Task details:
Find each line containing the string "label" and return it.

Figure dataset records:
******

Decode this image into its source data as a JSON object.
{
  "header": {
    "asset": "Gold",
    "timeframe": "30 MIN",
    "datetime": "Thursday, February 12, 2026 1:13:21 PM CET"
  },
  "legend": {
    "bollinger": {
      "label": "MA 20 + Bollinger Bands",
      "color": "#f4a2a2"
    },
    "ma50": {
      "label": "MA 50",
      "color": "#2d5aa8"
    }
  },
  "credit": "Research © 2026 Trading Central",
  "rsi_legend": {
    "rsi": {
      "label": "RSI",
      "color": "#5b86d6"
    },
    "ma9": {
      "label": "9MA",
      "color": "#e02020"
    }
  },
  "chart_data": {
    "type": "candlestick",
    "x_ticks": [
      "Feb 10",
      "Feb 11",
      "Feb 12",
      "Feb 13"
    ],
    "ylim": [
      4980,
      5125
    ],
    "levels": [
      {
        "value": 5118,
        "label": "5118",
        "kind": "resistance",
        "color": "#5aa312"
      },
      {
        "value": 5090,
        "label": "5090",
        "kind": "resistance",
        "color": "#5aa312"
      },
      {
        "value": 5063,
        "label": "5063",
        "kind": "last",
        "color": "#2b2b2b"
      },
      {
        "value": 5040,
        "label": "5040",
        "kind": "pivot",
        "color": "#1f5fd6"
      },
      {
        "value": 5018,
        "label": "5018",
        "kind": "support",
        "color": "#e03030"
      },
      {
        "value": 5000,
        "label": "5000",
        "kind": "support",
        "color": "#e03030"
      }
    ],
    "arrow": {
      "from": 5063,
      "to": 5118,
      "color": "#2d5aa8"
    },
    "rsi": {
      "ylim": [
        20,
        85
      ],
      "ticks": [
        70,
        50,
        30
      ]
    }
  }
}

******

Solution to the problem:
      "label": "MA 20 + Bollinger Bands",
      "label": "MA 50",
      "label": "RSI",
      "label": "9MA",
        "label": "5118",
        "label": "5090",
        "label": "5063",
        "label": "5040",
        "label": "5018",
        "label": "5000",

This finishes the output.